#### [Exercise]
Write out each record below exactly as it appears, with no pictures.

*** Listing ***

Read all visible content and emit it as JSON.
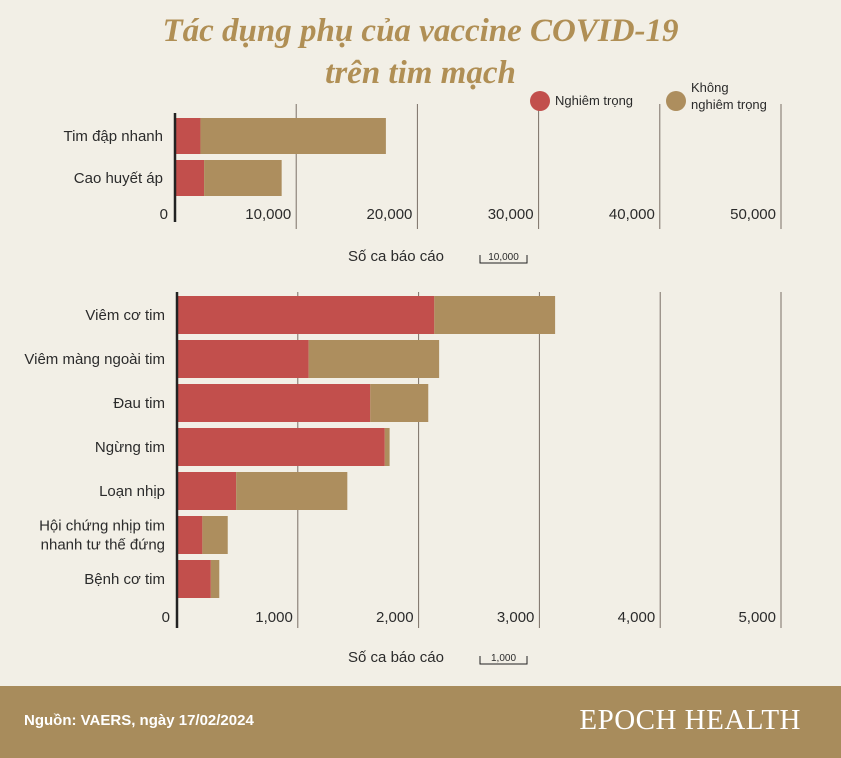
{
  "title_line1": "Tác dụng phụ của vaccine COVID-19",
  "title_line2": "trên tim mạch",
  "colors": {
    "serious": "#c24f4c",
    "non_serious": "#ad8e5e",
    "grid": "#7a6f66",
    "axis": "#222222",
    "text": "#2b2b2b",
    "background": "#f2efe6"
  },
  "legend": [
    {
      "label": "Nghiêm trọng",
      "color": "#c24f4c"
    },
    {
      "label": "Không\nnghiêm trọng",
      "color": "#ad8e5e"
    }
  ],
  "chart_data": [
    {
      "type": "bar",
      "orientation": "horizontal",
      "stacked": true,
      "categories": [
        "Tim đập nhanh",
        "Cao huyết áp"
      ],
      "series": [
        {
          "name": "Nghiêm trọng",
          "values": [
            2100,
            2400
          ]
        },
        {
          "name": "Không nghiêm trọng",
          "values": [
            15300,
            6400
          ]
        }
      ],
      "xlim": [
        0,
        50000
      ],
      "ticks": [
        0,
        10000,
        20000,
        30000,
        40000,
        50000
      ],
      "tick_labels": [
        "0",
        "10,000",
        "20,000",
        "30,000",
        "40,000",
        "50,000"
      ],
      "xlabel": "Số ca báo cáo",
      "scale_label": "10,000",
      "grid": true,
      "legend_position": "top-right"
    },
    {
      "type": "bar",
      "orientation": "horizontal",
      "stacked": true,
      "categories": [
        "Viêm cơ tim",
        "Viêm màng ngoài tim",
        "Đau tim",
        "Ngừng tim",
        "Loạn nhịp",
        "Hội chứng nhịp tim\nnhanh tư thế đứng",
        "Bệnh cơ tim"
      ],
      "series": [
        {
          "name": "Nghiêm trọng",
          "values": [
            2130,
            1090,
            1600,
            1720,
            490,
            210,
            280
          ]
        },
        {
          "name": "Không nghiêm trọng",
          "values": [
            1000,
            1080,
            480,
            40,
            920,
            210,
            70
          ]
        }
      ],
      "xlim": [
        0,
        5000
      ],
      "ticks": [
        0,
        1000,
        2000,
        3000,
        4000,
        5000
      ],
      "tick_labels": [
        "0",
        "1,000",
        "2,000",
        "3,000",
        "4,000",
        "5,000"
      ],
      "xlabel": "Số ca báo cáo",
      "scale_label": "1,000",
      "grid": true
    }
  ],
  "source": "Nguồn: VAERS, ngày 17/02/2024",
  "brand": "EPOCH HEALTH"
}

***

#### [Result of this exercise]
Read all visible content and emit it as JSON.
{
  "title_line1": "Tác dụng phụ của vaccine COVID-19",
  "title_line2": "trên tim mạch",
  "colors": {
    "serious": "#c24f4c",
    "non_serious": "#ad8e5e",
    "grid": "#7a6f66",
    "axis": "#222222",
    "text": "#2b2b2b",
    "background": "#f2efe6"
  },
  "legend": [
    {
      "label": "Nghiêm trọng",
      "color": "#c24f4c"
    },
    {
      "label": "Không\nnghiêm trọng",
      "color": "#ad8e5e"
    }
  ],
  "chart_data": [
    {
      "type": "bar",
      "orientation": "horizontal",
      "stacked": true,
      "categories": [
        "Tim đập nhanh",
        "Cao huyết áp"
      ],
      "series": [
        {
          "name": "Nghiêm trọng",
          "values": [
            2100,
            2400
          ]
        },
        {
          "name": "Không nghiêm trọng",
          "values": [
            15300,
            6400
          ]
        }
      ],
      "xlim": [
        0,
        50000
      ],
      "ticks": [
        0,
        10000,
        20000,
        30000,
        40000,
        50000
      ],
      "tick_labels": [
        "0",
        "10,000",
        "20,000",
        "30,000",
        "40,000",
        "50,000"
      ],
      "xlabel": "Số ca báo cáo",
      "scale_label": "10,000",
      "grid": true,
      "legend_position": "top-right"
    },
    {
      "type": "bar",
      "orientation": "horizontal",
      "stacked": true,
      "categories": [
        "Viêm cơ tim",
        "Viêm màng ngoài tim",
        "Đau tim",
        "Ngừng tim",
        "Loạn nhịp",
        "Hội chứng nhịp tim\nnhanh tư thế đứng",
        "Bệnh cơ tim"
      ],
      "series": [
        {
          "name": "Nghiêm trọng",
          "values": [
            2130,
            1090,
            1600,
            1720,
            490,
            210,
            280
          ]
        },
        {
          "name": "Không nghiêm trọng",
          "values": [
            1000,
            1080,
            480,
            40,
            920,
            210,
            70
          ]
        }
      ],
      "xlim": [
        0,
        5000
      ],
      "ticks": [
        0,
        1000,
        2000,
        3000,
        4000,
        5000
      ],
      "tick_labels": [
        "0",
        "1,000",
        "2,000",
        "3,000",
        "4,000",
        "5,000"
      ],
      "xlabel": "Số ca báo cáo",
      "scale_label": "1,000",
      "grid": true
    }
  ],
  "source": "Nguồn: VAERS, ngày 17/02/2024",
  "brand": "EPOCH HEALTH"
}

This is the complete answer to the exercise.